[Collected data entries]
______
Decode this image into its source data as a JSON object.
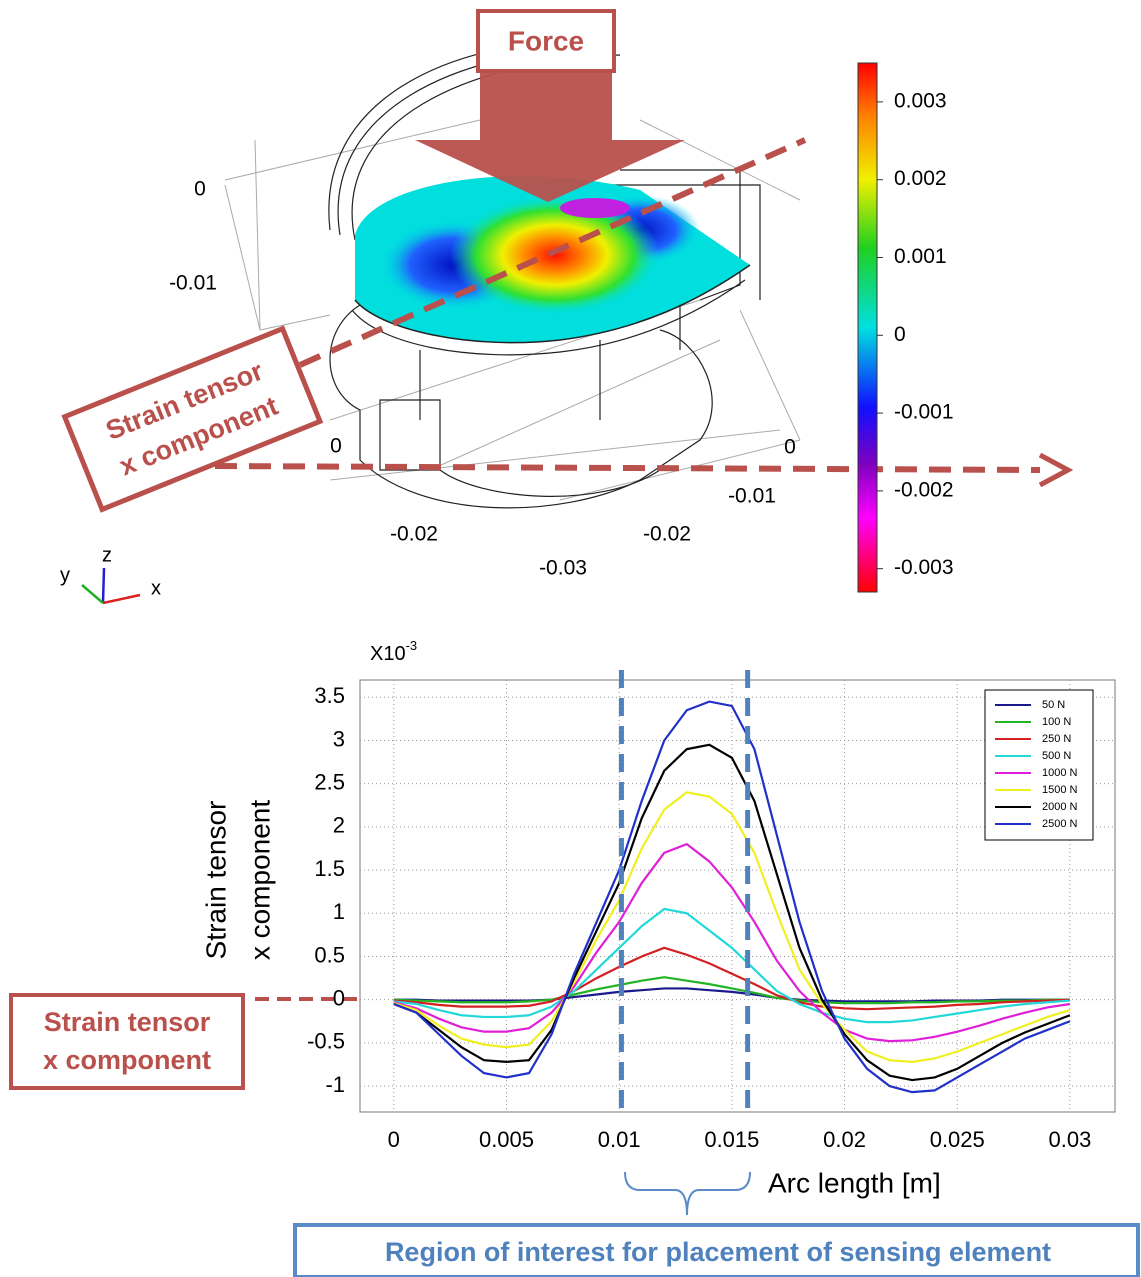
{
  "figure": {
    "force_label": "Force",
    "strain_annotation": [
      "Strain tensor",
      "x component"
    ],
    "axis_labels": [
      0,
      -0.01,
      0,
      -0.02,
      -0.03,
      -0.02,
      -0.01,
      0
    ],
    "triad": [
      "y",
      "z",
      "x"
    ],
    "colorbar": {
      "lim": [
        -0.0033,
        0.0035
      ],
      "ticks": [
        0.003,
        0.002,
        0.001,
        0,
        -0.001,
        -0.002,
        -0.003
      ]
    }
  },
  "chart_data": {
    "type": "line",
    "y_multiplier": {
      "base": "X10",
      "exponent": "-3"
    },
    "y_label": [
      "Strain tensor",
      "x component"
    ],
    "x_label": "Arc length [m]",
    "xlim": [
      -0.0015,
      0.032
    ],
    "ylim": [
      -1.3,
      3.7
    ],
    "xticks": [
      0,
      0.005,
      0.01,
      0.015,
      0.02,
      0.025,
      0.03
    ],
    "yticks": [
      -1,
      -0.5,
      0,
      0.5,
      1,
      1.5,
      2,
      2.5,
      3,
      3.5
    ],
    "grid": true,
    "legend": "upper right",
    "highlight_x": [
      0.0101,
      0.0157
    ],
    "annotation": [
      "Strain tensor",
      "x component"
    ],
    "region_label": "Region of interest for placement of sensing element",
    "x": [
      0,
      0.001,
      0.002,
      0.003,
      0.004,
      0.005,
      0.006,
      0.007,
      0.008,
      0.009,
      0.01,
      0.011,
      0.012,
      0.013,
      0.014,
      0.015,
      0.016,
      0.017,
      0.018,
      0.019,
      0.02,
      0.021,
      0.022,
      0.023,
      0.024,
      0.025,
      0.026,
      0.027,
      0.028,
      0.029,
      0.03
    ],
    "series": [
      {
        "name": "50 N",
        "color": "#1a1a8c",
        "values": [
          0,
          0,
          -0.01,
          -0.01,
          -0.01,
          -0.01,
          -0.01,
          0,
          0.03,
          0.06,
          0.09,
          0.11,
          0.13,
          0.13,
          0.11,
          0.09,
          0.06,
          0.02,
          0,
          -0.01,
          -0.02,
          -0.02,
          -0.02,
          -0.02,
          -0.01,
          -0.01,
          -0.01,
          0,
          0,
          0,
          0
        ]
      },
      {
        "name": "100 N",
        "color": "#22b422",
        "values": [
          0,
          -0.01,
          -0.02,
          -0.03,
          -0.03,
          -0.03,
          -0.02,
          0,
          0.06,
          0.12,
          0.17,
          0.22,
          0.26,
          0.22,
          0.18,
          0.13,
          0.08,
          0.02,
          -0.01,
          -0.03,
          -0.04,
          -0.04,
          -0.04,
          -0.03,
          -0.03,
          -0.02,
          -0.02,
          -0.01,
          -0.01,
          0,
          0
        ]
      },
      {
        "name": "250 N",
        "color": "#d42020",
        "values": [
          -0.01,
          -0.03,
          -0.06,
          -0.08,
          -0.08,
          -0.08,
          -0.07,
          -0.02,
          0.1,
          0.25,
          0.38,
          0.5,
          0.6,
          0.52,
          0.42,
          0.3,
          0.18,
          0.05,
          -0.03,
          -0.08,
          -0.1,
          -0.11,
          -0.1,
          -0.09,
          -0.08,
          -0.06,
          -0.05,
          -0.03,
          -0.02,
          -0.01,
          0
        ]
      },
      {
        "name": "500 N",
        "color": "#22d8d8",
        "values": [
          -0.02,
          -0.05,
          -0.12,
          -0.18,
          -0.2,
          -0.2,
          -0.18,
          -0.08,
          0.1,
          0.35,
          0.6,
          0.85,
          1.05,
          1.0,
          0.8,
          0.6,
          0.35,
          0.1,
          -0.05,
          -0.15,
          -0.22,
          -0.26,
          -0.26,
          -0.24,
          -0.2,
          -0.16,
          -0.12,
          -0.08,
          -0.05,
          -0.03,
          -0.01
        ]
      },
      {
        "name": "1000 N",
        "color": "#e020d8",
        "values": [
          -0.03,
          -0.1,
          -0.22,
          -0.32,
          -0.37,
          -0.37,
          -0.33,
          -0.15,
          0.15,
          0.55,
          0.9,
          1.35,
          1.7,
          1.8,
          1.6,
          1.3,
          0.9,
          0.45,
          0.1,
          -0.15,
          -0.35,
          -0.45,
          -0.48,
          -0.47,
          -0.43,
          -0.37,
          -0.3,
          -0.22,
          -0.15,
          -0.09,
          -0.05
        ]
      },
      {
        "name": "1500 N",
        "color": "#f0f020",
        "values": [
          -0.04,
          -0.12,
          -0.3,
          -0.45,
          -0.52,
          -0.55,
          -0.52,
          -0.25,
          0.2,
          0.7,
          1.15,
          1.75,
          2.2,
          2.4,
          2.35,
          2.15,
          1.7,
          1.0,
          0.35,
          -0.05,
          -0.35,
          -0.6,
          -0.7,
          -0.72,
          -0.68,
          -0.6,
          -0.5,
          -0.4,
          -0.3,
          -0.2,
          -0.12
        ]
      },
      {
        "name": "2000 N",
        "color": "#000000",
        "values": [
          -0.05,
          -0.15,
          -0.35,
          -0.55,
          -0.7,
          -0.72,
          -0.7,
          -0.35,
          0.25,
          0.8,
          1.35,
          2.1,
          2.65,
          2.9,
          2.95,
          2.8,
          2.3,
          1.45,
          0.6,
          0,
          -0.4,
          -0.7,
          -0.88,
          -0.93,
          -0.9,
          -0.8,
          -0.65,
          -0.5,
          -0.38,
          -0.28,
          -0.18
        ]
      },
      {
        "name": "2500 N",
        "color": "#2030c8",
        "values": [
          -0.05,
          -0.15,
          -0.4,
          -0.65,
          -0.85,
          -0.9,
          -0.85,
          -0.4,
          0.3,
          0.9,
          1.5,
          2.3,
          3.0,
          3.35,
          3.45,
          3.4,
          2.9,
          1.9,
          0.9,
          0.1,
          -0.45,
          -0.8,
          -1.0,
          -1.07,
          -1.05,
          -0.9,
          -0.75,
          -0.6,
          -0.45,
          -0.35,
          -0.25
        ]
      }
    ]
  }
}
______
== Goal ==
Send back the data above word for word, with the pictures left out.

== Answer to the exercise ==
Decode this image into its source data as a JSON object.
{
  "figure": {
    "force_label": "Force",
    "strain_annotation": [
      "Strain tensor",
      "x component"
    ],
    "axis_labels": [
      0,
      -0.01,
      0,
      -0.02,
      -0.03,
      -0.02,
      -0.01,
      0
    ],
    "triad": [
      "y",
      "z",
      "x"
    ],
    "colorbar": {
      "lim": [
        -0.0033,
        0.0035
      ],
      "ticks": [
        0.003,
        0.002,
        0.001,
        0,
        -0.001,
        -0.002,
        -0.003
      ]
    }
  },
  "chart_data": {
    "type": "line",
    "y_multiplier": {
      "base": "X10",
      "exponent": "-3"
    },
    "y_label": [
      "Strain tensor",
      "x component"
    ],
    "x_label": "Arc length [m]",
    "xlim": [
      -0.0015,
      0.032
    ],
    "ylim": [
      -1.3,
      3.7
    ],
    "xticks": [
      0,
      0.005,
      0.01,
      0.015,
      0.02,
      0.025,
      0.03
    ],
    "yticks": [
      -1,
      -0.5,
      0,
      0.5,
      1,
      1.5,
      2,
      2.5,
      3,
      3.5
    ],
    "grid": true,
    "legend": "upper right",
    "highlight_x": [
      0.0101,
      0.0157
    ],
    "annotation": [
      "Strain tensor",
      "x component"
    ],
    "region_label": "Region of interest for placement of sensing element",
    "x": [
      0,
      0.001,
      0.002,
      0.003,
      0.004,
      0.005,
      0.006,
      0.007,
      0.008,
      0.009,
      0.01,
      0.011,
      0.012,
      0.013,
      0.014,
      0.015,
      0.016,
      0.017,
      0.018,
      0.019,
      0.02,
      0.021,
      0.022,
      0.023,
      0.024,
      0.025,
      0.026,
      0.027,
      0.028,
      0.029,
      0.03
    ],
    "series": [
      {
        "name": "50 N",
        "color": "#1a1a8c",
        "values": [
          0,
          0,
          -0.01,
          -0.01,
          -0.01,
          -0.01,
          -0.01,
          0,
          0.03,
          0.06,
          0.09,
          0.11,
          0.13,
          0.13,
          0.11,
          0.09,
          0.06,
          0.02,
          0,
          -0.01,
          -0.02,
          -0.02,
          -0.02,
          -0.02,
          -0.01,
          -0.01,
          -0.01,
          0,
          0,
          0,
          0
        ]
      },
      {
        "name": "100 N",
        "color": "#22b422",
        "values": [
          0,
          -0.01,
          -0.02,
          -0.03,
          -0.03,
          -0.03,
          -0.02,
          0,
          0.06,
          0.12,
          0.17,
          0.22,
          0.26,
          0.22,
          0.18,
          0.13,
          0.08,
          0.02,
          -0.01,
          -0.03,
          -0.04,
          -0.04,
          -0.04,
          -0.03,
          -0.03,
          -0.02,
          -0.02,
          -0.01,
          -0.01,
          0,
          0
        ]
      },
      {
        "name": "250 N",
        "color": "#d42020",
        "values": [
          -0.01,
          -0.03,
          -0.06,
          -0.08,
          -0.08,
          -0.08,
          -0.07,
          -0.02,
          0.1,
          0.25,
          0.38,
          0.5,
          0.6,
          0.52,
          0.42,
          0.3,
          0.18,
          0.05,
          -0.03,
          -0.08,
          -0.1,
          -0.11,
          -0.1,
          -0.09,
          -0.08,
          -0.06,
          -0.05,
          -0.03,
          -0.02,
          -0.01,
          0
        ]
      },
      {
        "name": "500 N",
        "color": "#22d8d8",
        "values": [
          -0.02,
          -0.05,
          -0.12,
          -0.18,
          -0.2,
          -0.2,
          -0.18,
          -0.08,
          0.1,
          0.35,
          0.6,
          0.85,
          1.05,
          1.0,
          0.8,
          0.6,
          0.35,
          0.1,
          -0.05,
          -0.15,
          -0.22,
          -0.26,
          -0.26,
          -0.24,
          -0.2,
          -0.16,
          -0.12,
          -0.08,
          -0.05,
          -0.03,
          -0.01
        ]
      },
      {
        "name": "1000 N",
        "color": "#e020d8",
        "values": [
          -0.03,
          -0.1,
          -0.22,
          -0.32,
          -0.37,
          -0.37,
          -0.33,
          -0.15,
          0.15,
          0.55,
          0.9,
          1.35,
          1.7,
          1.8,
          1.6,
          1.3,
          0.9,
          0.45,
          0.1,
          -0.15,
          -0.35,
          -0.45,
          -0.48,
          -0.47,
          -0.43,
          -0.37,
          -0.3,
          -0.22,
          -0.15,
          -0.09,
          -0.05
        ]
      },
      {
        "name": "1500 N",
        "color": "#f0f020",
        "values": [
          -0.04,
          -0.12,
          -0.3,
          -0.45,
          -0.52,
          -0.55,
          -0.52,
          -0.25,
          0.2,
          0.7,
          1.15,
          1.75,
          2.2,
          2.4,
          2.35,
          2.15,
          1.7,
          1.0,
          0.35,
          -0.05,
          -0.35,
          -0.6,
          -0.7,
          -0.72,
          -0.68,
          -0.6,
          -0.5,
          -0.4,
          -0.3,
          -0.2,
          -0.12
        ]
      },
      {
        "name": "2000 N",
        "color": "#000000",
        "values": [
          -0.05,
          -0.15,
          -0.35,
          -0.55,
          -0.7,
          -0.72,
          -0.7,
          -0.35,
          0.25,
          0.8,
          1.35,
          2.1,
          2.65,
          2.9,
          2.95,
          2.8,
          2.3,
          1.45,
          0.6,
          0,
          -0.4,
          -0.7,
          -0.88,
          -0.93,
          -0.9,
          -0.8,
          -0.65,
          -0.5,
          -0.38,
          -0.28,
          -0.18
        ]
      },
      {
        "name": "2500 N",
        "color": "#2030c8",
        "values": [
          -0.05,
          -0.15,
          -0.4,
          -0.65,
          -0.85,
          -0.9,
          -0.85,
          -0.4,
          0.3,
          0.9,
          1.5,
          2.3,
          3.0,
          3.35,
          3.45,
          3.4,
          2.9,
          1.9,
          0.9,
          0.1,
          -0.45,
          -0.8,
          -1.0,
          -1.07,
          -1.05,
          -0.9,
          -0.75,
          -0.6,
          -0.45,
          -0.35,
          -0.25
        ]
      }
    ]
  }
}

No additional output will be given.